**Task details:** Scan the material below for the string "this", and copy every line where it shows up.

(Stored data)
** BEGIN **

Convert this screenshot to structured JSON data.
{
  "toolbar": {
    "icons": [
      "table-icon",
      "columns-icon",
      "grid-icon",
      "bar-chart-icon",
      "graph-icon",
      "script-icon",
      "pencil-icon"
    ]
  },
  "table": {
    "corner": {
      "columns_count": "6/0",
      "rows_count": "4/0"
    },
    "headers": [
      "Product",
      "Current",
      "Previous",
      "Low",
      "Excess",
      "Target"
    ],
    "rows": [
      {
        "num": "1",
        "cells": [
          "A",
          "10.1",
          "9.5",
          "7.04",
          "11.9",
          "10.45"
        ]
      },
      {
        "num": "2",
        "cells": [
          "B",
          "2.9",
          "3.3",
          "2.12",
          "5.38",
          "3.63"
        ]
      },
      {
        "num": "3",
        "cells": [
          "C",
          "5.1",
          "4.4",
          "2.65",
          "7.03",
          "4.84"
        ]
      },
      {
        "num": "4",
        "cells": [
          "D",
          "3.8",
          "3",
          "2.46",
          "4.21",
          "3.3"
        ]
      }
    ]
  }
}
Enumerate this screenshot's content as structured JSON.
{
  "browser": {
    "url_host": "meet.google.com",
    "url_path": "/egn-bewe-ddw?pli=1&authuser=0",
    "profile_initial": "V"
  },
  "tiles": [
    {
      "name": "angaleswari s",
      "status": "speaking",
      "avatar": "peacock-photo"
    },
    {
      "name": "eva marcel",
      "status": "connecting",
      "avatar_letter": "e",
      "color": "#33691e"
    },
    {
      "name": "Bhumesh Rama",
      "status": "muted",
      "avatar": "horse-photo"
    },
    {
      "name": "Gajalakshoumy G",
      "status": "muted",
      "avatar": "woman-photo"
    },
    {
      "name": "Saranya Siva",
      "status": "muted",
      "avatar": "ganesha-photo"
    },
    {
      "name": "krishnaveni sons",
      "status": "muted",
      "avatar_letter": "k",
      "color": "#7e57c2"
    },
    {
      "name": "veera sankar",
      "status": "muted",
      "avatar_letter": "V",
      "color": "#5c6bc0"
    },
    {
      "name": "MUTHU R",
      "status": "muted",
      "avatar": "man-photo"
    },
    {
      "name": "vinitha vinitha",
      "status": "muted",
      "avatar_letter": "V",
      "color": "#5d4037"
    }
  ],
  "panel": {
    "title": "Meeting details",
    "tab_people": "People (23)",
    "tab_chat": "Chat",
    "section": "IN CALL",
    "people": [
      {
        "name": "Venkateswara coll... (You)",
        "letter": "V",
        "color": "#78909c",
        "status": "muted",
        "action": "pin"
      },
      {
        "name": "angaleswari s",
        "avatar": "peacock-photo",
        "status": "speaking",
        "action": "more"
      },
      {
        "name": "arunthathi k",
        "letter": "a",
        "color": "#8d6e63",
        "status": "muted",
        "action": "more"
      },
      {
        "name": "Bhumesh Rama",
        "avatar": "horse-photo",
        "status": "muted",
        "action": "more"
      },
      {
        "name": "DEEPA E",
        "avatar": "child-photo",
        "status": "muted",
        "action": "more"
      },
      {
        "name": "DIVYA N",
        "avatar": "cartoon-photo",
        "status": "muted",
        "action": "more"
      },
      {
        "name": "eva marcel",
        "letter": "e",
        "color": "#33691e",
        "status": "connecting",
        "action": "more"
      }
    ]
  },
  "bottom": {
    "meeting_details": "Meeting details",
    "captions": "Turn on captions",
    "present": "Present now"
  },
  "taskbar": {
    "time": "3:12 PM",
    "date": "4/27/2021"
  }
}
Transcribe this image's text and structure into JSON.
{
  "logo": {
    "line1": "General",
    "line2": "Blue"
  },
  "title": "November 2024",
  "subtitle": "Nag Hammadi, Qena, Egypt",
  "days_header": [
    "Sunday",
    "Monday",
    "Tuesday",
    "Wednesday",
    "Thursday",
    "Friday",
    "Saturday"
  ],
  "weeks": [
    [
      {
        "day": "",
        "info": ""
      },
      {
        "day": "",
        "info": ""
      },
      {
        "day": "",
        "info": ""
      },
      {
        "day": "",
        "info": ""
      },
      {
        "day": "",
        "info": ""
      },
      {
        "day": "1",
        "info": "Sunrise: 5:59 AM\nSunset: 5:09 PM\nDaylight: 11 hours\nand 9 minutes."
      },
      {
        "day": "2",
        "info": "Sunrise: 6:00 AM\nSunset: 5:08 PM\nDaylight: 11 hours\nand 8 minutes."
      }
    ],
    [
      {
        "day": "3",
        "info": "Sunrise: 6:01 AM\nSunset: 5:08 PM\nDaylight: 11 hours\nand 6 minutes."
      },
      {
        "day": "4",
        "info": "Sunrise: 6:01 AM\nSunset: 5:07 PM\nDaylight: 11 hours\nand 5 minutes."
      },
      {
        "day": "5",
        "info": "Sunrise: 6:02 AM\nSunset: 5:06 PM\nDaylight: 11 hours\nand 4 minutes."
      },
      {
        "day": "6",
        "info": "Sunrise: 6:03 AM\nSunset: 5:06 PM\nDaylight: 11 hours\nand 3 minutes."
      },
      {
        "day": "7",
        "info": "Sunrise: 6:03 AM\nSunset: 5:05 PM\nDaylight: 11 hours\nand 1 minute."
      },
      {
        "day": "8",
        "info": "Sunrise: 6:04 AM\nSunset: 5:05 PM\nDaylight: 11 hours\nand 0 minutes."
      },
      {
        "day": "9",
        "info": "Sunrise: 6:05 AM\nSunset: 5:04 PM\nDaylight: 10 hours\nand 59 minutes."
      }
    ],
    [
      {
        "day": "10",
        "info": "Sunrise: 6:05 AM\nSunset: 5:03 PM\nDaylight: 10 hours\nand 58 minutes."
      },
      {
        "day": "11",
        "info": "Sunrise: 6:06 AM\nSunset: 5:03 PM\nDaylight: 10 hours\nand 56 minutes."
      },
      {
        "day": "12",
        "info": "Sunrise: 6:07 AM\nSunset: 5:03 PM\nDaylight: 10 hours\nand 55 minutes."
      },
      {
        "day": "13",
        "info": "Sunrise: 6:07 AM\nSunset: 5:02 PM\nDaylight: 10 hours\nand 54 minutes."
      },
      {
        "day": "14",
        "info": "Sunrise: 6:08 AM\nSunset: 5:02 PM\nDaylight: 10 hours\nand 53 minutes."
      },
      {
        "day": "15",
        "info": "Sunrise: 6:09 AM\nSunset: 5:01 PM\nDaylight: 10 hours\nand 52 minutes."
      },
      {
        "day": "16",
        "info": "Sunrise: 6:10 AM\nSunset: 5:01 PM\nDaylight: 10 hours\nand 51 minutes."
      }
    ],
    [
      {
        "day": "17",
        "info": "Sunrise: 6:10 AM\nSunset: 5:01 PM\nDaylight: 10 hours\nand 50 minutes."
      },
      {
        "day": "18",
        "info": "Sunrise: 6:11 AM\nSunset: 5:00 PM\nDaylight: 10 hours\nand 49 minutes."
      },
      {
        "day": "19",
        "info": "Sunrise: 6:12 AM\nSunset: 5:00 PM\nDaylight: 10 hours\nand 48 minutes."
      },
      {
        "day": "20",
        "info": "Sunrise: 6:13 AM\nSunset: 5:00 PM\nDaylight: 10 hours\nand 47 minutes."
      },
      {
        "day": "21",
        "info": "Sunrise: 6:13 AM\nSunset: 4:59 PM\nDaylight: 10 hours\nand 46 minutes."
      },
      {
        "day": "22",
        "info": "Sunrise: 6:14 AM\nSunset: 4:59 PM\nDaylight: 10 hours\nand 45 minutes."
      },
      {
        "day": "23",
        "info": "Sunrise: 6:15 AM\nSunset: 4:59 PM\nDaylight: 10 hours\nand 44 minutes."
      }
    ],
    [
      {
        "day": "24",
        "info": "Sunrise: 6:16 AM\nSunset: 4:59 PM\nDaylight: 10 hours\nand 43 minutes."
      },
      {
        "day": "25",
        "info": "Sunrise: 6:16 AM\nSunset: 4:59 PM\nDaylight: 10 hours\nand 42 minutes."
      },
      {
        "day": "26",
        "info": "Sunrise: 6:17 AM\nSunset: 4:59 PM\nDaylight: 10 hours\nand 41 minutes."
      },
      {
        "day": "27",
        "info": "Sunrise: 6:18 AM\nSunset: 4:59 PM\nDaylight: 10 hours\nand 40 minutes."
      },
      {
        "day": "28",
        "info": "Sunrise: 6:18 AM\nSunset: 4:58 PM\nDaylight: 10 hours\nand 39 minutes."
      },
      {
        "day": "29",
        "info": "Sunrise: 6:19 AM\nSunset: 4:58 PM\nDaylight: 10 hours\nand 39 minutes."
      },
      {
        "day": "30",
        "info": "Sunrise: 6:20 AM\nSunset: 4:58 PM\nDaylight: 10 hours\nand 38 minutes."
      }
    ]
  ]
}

** END **

**Finished answer:**
Convert this screenshot to structured JSON data.
Enumerate this screenshot's content as structured JSON.
Transcribe this image's text and structure into JSON.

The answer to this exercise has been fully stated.